[Your instructions]
Copy out all lines of the records in which the word "ifodalanadi" appears.

Stored entries

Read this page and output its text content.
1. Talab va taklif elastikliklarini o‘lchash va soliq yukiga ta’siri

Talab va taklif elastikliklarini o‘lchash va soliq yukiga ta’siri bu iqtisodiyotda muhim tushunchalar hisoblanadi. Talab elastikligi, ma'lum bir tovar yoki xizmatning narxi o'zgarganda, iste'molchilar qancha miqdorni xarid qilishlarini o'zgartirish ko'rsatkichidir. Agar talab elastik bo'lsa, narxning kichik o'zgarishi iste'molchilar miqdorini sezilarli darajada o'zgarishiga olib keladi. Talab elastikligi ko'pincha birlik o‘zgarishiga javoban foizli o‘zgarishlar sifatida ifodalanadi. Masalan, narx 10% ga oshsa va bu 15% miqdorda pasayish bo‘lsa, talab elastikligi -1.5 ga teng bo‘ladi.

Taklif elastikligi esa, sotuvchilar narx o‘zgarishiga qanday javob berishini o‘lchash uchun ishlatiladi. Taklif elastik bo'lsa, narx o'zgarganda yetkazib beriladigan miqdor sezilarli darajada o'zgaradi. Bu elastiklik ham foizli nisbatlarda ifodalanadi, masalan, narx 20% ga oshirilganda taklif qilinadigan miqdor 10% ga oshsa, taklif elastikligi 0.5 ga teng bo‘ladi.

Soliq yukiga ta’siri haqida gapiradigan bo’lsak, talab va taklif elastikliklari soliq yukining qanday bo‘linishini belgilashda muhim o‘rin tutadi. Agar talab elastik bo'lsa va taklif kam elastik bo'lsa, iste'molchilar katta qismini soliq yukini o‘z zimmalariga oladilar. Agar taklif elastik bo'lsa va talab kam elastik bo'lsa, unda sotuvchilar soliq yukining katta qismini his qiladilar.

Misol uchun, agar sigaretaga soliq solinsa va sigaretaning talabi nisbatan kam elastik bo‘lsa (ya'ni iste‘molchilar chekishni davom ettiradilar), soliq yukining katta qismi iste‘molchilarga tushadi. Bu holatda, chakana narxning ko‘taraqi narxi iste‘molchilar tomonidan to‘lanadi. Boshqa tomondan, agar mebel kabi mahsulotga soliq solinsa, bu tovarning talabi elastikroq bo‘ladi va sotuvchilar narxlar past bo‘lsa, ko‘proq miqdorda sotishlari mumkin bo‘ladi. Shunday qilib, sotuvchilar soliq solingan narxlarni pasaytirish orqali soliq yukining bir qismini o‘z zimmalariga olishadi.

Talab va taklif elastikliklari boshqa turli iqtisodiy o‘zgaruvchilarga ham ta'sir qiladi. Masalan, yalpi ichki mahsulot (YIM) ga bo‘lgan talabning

[Written solution]
Talab va taklif elastikliklarini o‘lchash va soliq yukiga ta’siri bu iqtisodiyotda muhim tushunchalar hisoblanadi. Talab elastikligi, ma'lum bir tovar yoki xizmatning narxi o'zgarganda, iste'molchilar qancha miqdorni xarid qilishlarini o'zgartirish ko'rsatkichidir. Agar talab elastik bo'lsa, narxning kichik o'zgarishi iste'molchilar miqdorini sezilarli darajada o'zgarishiga olib keladi. Talab elastikligi ko'pincha birlik o‘zgarishiga javoban foizli o‘zgarishlar sifatida ifodalanadi. Masalan, narx 10% ga oshsa va bu 15% miqdorda pasayish bo‘lsa, talab elastikligi -1.5 ga teng bo‘ladi.
Taklif elastikligi esa, sotuvchilar narx o‘zgarishiga qanday javob berishini o‘lchash uchun ishlatiladi. Taklif elastik bo'lsa, narx o'zgarganda yetkazib beriladigan miqdor sezilarli darajada o'zgaradi. Bu elastiklik ham foizli nisbatlarda ifodalanadi, masalan, narx 20% ga oshirilganda taklif qilinadigan miqdor 10% ga oshsa, taklif elastikligi 0.5 ga teng bo‘ladi.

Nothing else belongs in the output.